These five stocks have solid upside potential and are well positioned for growth. Furthermore, some have gotten downright interesting based on improving fundamentals, valuation and solid growth stories.
Additionally, the five stocks are trading at or below $10. Stocks trading for $10 or less tend to be more volatile with frequent, large percentage moves in the stock price. This provides the opportunity for greater returns (or losses) relative to the market. These are stocks with market caps of $3 billion or greater. Stocks trading under $10 may provide more bang for your buck.
Now, simply selecting $10 stocks trading with some strong fundamental data is only the first step to finding winners that may provide alpha. We need to see if these dogs can hunt. I will perform a brief analysis and give my take on each stock below. You should perform further due diligence to determine if this is the time to start a position for yourself.
In the following sections we will perform a review of the fundamental and technical state of each company to determine if this is the right time to buy. Additionally, we will discern if any upside potential exists based on sector, industry or company specific catalyst. The following table depicts summary statistics and Tuesday's performance for the stocks.
Brocade Communications Systems, Inc. (BRCD)
Brocade is currently trading at 16% below its 52 week high and has 17% upside potential based on the consensus mean target price of $6.33 for the stock. Brocade was trading Tuesday at $5.41, up over 2% for the day.
Brocade has some fundamental positives. The company has a price to book ratio of 1.12 and has a forward P/E of $7.96. EPS is up tremendously over 300% this year according to Finviz.com.
Technically, the stock has been trading sideways for quite a while. Nevertheless, the stock just bounced off of long-term support at the $5.20 mark. The last time this occurred the stock had a significant run.
Bradford Networks, a provider of secure network access for bring-your-own-device (BYOD), and Brocade just announced a strategic partnership and an integrated (BYOD) security solution. The solution utilizes Bradford Networks' patented Network Sentry solution to provide customers with secure network access control (NAC) across the Brocade wired and wireless HyperEdge Architecture.
The stock was up today on twice the normal volume. Revenue is growing and profit margins are up. I posit the new BYOD product will be well received. The stock is a buy here.
Boston Scientific Corporation (BSX)
The company is trading 4% below its 52 week high and has 4% potential upside based on the analysts' consensus mean target price of $8.02 for the company. BSX was trading Tuesday for $7.69, down nearly 1% for the day.
BSX has some strong fundamentals. BSX has a price to book ratio of 1.60. BSX has a forward PE ratio of 16.36. The company trades for approximately 1.5 times sales.
Technically, the stock has been stuck in a trading range between $7 and $8 for the past few months. The stock is trading 2% above the 50-day sma which is positive.
Boston Scientific should experience strong growth during the next several years. BSX has had a series of positive catalysts recently with new product in the pipeline that should increase revenues in 2013.
BSX's business model generates solid free cash flow, reliable revenue and controllable capital expenditure requirements. I believe BSX is a buying opportunity at this level.
LSI Corporation (LSI)
The company is trading 18% below its 52-week high and has 23% potential upside based on the analysts' consensus mean target price of $8.23 for the company. LSI was trading Tuesday for $6.68, up almost 1% for the day.
LSI has several fundamental positives. The stock has a projected EPS growth rate for the next five years of 13%. LSI has a solid balance sheet and plenty of cash. The forward P/E ratio is 9.28.

WRITTEN REQUEST A |
In the entries, rename "code-token" to "syntax-token" in the lines starting at the one containing "387, 560, 409]" and ending at the one containing "837, 837, 862]". Return only those lines, with nothing else changed.

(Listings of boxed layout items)

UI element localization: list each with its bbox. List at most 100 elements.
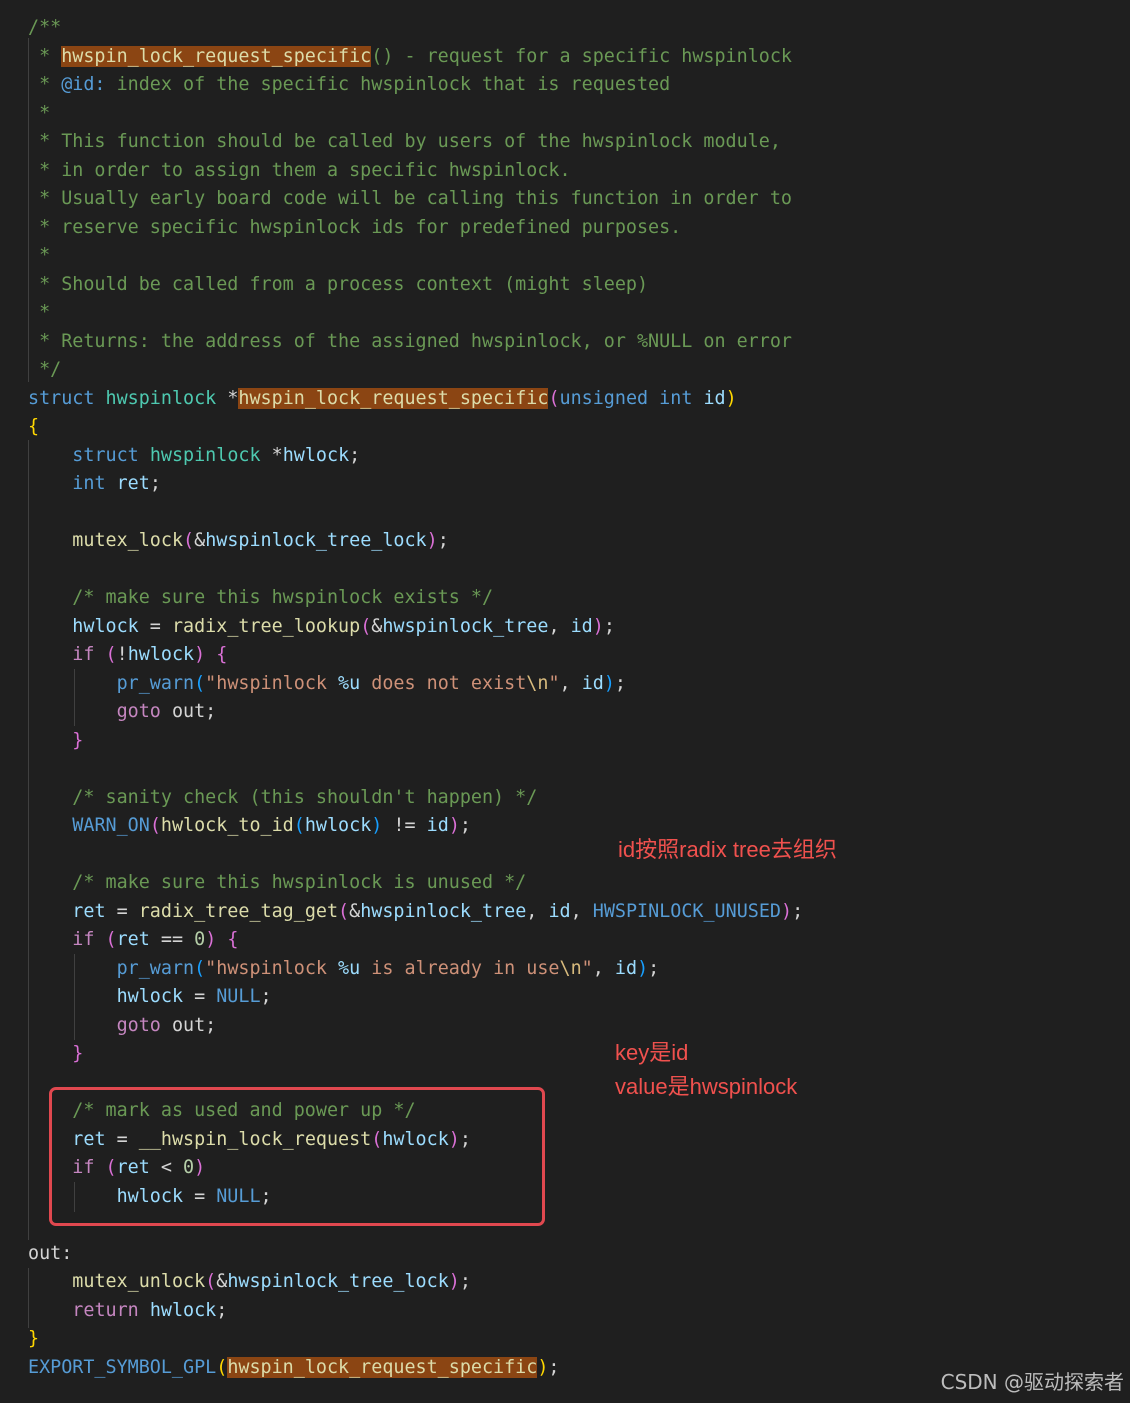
code-token: (	[548, 387, 560, 409]
code-token: )	[592, 615, 604, 637]
code-token: out	[171, 1014, 206, 1036]
code-token: (	[105, 929, 117, 950]
code-token: return	[72, 1299, 139, 1321]
code-line[interactable]: return hwlock;	[28, 1297, 227, 1325]
code-token: id	[703, 387, 726, 409]
code-token: ,	[548, 615, 571, 637]
annotation-radix-tree: id按照radix tree去组织	[618, 837, 837, 862]
code-line[interactable]: if (ret == 0) {	[28, 926, 238, 954]
code-line[interactable]: mutex_lock(&hwspinlock_tree_lock);	[28, 527, 449, 555]
code-token: ;	[614, 672, 626, 694]
code-line[interactable]: hwlock = radix_tree_lookup(&hwspinlock_t…	[28, 613, 615, 641]
code-token: ;	[459, 815, 471, 836]
code-token: * Usually early board code will be calli…	[28, 188, 792, 209]
code-token: )	[603, 672, 615, 694]
code-line[interactable]: * This function should be called by user…	[28, 128, 781, 156]
code-line[interactable]: {	[28, 413, 39, 441]
code-token: pr_warn	[116, 957, 195, 979]
code-token: if	[72, 929, 95, 950]
code-token: out:	[28, 1242, 73, 1264]
code-token: id	[570, 615, 593, 637]
code-token: )	[448, 815, 460, 836]
code-line[interactable]: pr_warn("hwspinlock %u is already in use…	[28, 955, 660, 983]
code-token: (	[205, 1271, 217, 1292]
watermark: CSDN @驱动探索者	[940, 1370, 1124, 1394]
code-line[interactable]: mutex_unlock(&hwspinlock_tree_lock);	[28, 1268, 471, 1296]
code-token: =	[105, 900, 139, 922]
code-line[interactable]: *	[28, 100, 50, 128]
code-token: ,	[592, 957, 615, 979]
code-token: (	[293, 815, 305, 836]
code-line[interactable]: /* sanity check (this shouldn't happen) …	[28, 784, 537, 812]
code-token: does not exist	[360, 672, 527, 694]
code-token: =	[138, 615, 172, 637]
code-line[interactable]: hwlock = NULL;	[28, 983, 272, 1011]
code-line[interactable]: pr_warn("hwspinlock %u does not exist\n"…	[28, 670, 626, 698]
code-line[interactable]: * Usually early board code will be calli…	[28, 185, 792, 213]
code-line[interactable]: out:	[28, 1240, 72, 1268]
code-token: ret	[116, 929, 150, 950]
code-line[interactable]: /* make sure this hwspinlock is unused *…	[28, 869, 526, 897]
code-line[interactable]: /**	[28, 14, 61, 42]
code-line[interactable]: * reserve specific hwspinlock ids for pr…	[28, 214, 681, 242]
code-line[interactable]: }	[28, 1040, 83, 1068]
code-token: hwlock_to_id	[160, 815, 294, 836]
code-token: hwspin_lock_request_specific	[238, 387, 549, 409]
code-line[interactable]: }	[28, 727, 83, 755]
code-token: () - request for a specific hwspinlock	[371, 45, 792, 67]
code-line[interactable]: struct hwspinlock *hwspin_lock_request_s…	[28, 385, 737, 413]
code-line[interactable]: * Should be called from a process contex…	[28, 271, 648, 299]
code-line[interactable]: *	[28, 242, 50, 270]
code-line[interactable]: * @id: index of the specific hwspinlock …	[28, 71, 670, 99]
code-token: is already in use	[360, 957, 560, 979]
code-token: )	[537, 1356, 549, 1378]
code-token: * This function should be called by user…	[28, 131, 781, 152]
code-line[interactable]: struct hwspinlock *hwlock;	[28, 442, 360, 470]
code-token: int	[72, 473, 106, 494]
code-token: ,	[570, 900, 593, 922]
code-token: @id:	[61, 74, 106, 95]
code-line[interactable]: * Returns: the address of the assigned h…	[28, 328, 792, 356]
code-token: {	[216, 644, 228, 665]
code-token: */	[28, 359, 62, 380]
code-token: %u	[338, 957, 361, 979]
code-line[interactable]: ret = radix_tree_tag_get(&hwspinlock_tre…	[28, 898, 803, 926]
code-token: \n	[559, 957, 582, 979]
code-token: hwlock	[127, 644, 195, 665]
code-line[interactable]: if (!hwlock) {	[28, 641, 227, 669]
code-token: (	[183, 530, 195, 551]
code-token: *	[28, 245, 51, 266]
code-line[interactable]: goto out;	[28, 698, 217, 726]
code-line[interactable]: /* make sure this hwspinlock exists */	[28, 584, 493, 612]
code-line[interactable]: EXPORT_SYMBOL_GPL(hwspin_lock_request_sp…	[28, 1354, 560, 1382]
code-line[interactable]: * in order to assign them a specific hws…	[28, 157, 570, 185]
code-token: hwspinlock_tree	[382, 615, 549, 637]
code-line[interactable]: int ret;	[28, 470, 161, 498]
code-token: )	[194, 644, 206, 665]
code-token: {	[28, 416, 40, 437]
code-line[interactable]: goto out;	[28, 1012, 217, 1040]
highlight-box	[49, 1087, 545, 1226]
code-line[interactable]: */	[28, 356, 61, 384]
code-line[interactable]: WARN_ON(hwlock_to_id(hwlock) != id);	[28, 812, 471, 840]
code-line[interactable]: *	[28, 299, 50, 327]
code-line[interactable]: * hwspin_lock_request_specific() - reque…	[28, 43, 792, 71]
code-token: hwlock	[72, 615, 139, 637]
code-token: (	[194, 672, 206, 694]
code-token: struct	[72, 444, 139, 466]
code-token: *	[28, 74, 62, 95]
code-token: ret	[72, 900, 106, 922]
code-line[interactable]: }	[28, 1325, 39, 1353]
code-token: &	[194, 530, 206, 551]
code-token: hwspinlock	[149, 444, 261, 466]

WRITTEN REQUEST B |
List every ticker symbol that appears in parentheses in the stock article.

WRITTEN RESPONSE A |
syntax-token: (	[548, 387, 560, 409]
syntax-token: )	[592, 615, 604, 637]
syntax-token: out	[171, 1014, 206, 1036]
syntax-token: (	[105, 929, 117, 950]
syntax-token: return	[72, 1299, 139, 1321]
code-line[interactable]: return hwlock;	[28, 1297, 227, 1325]
syntax-token: id	[703, 387, 726, 409]
syntax-token: ,	[548, 615, 571, 637]
annotation-radix-tree: id按照radix tree去组织	[618, 837, 837, 862]

WRITTEN RESPONSE B |
BRCD, BSX, LSI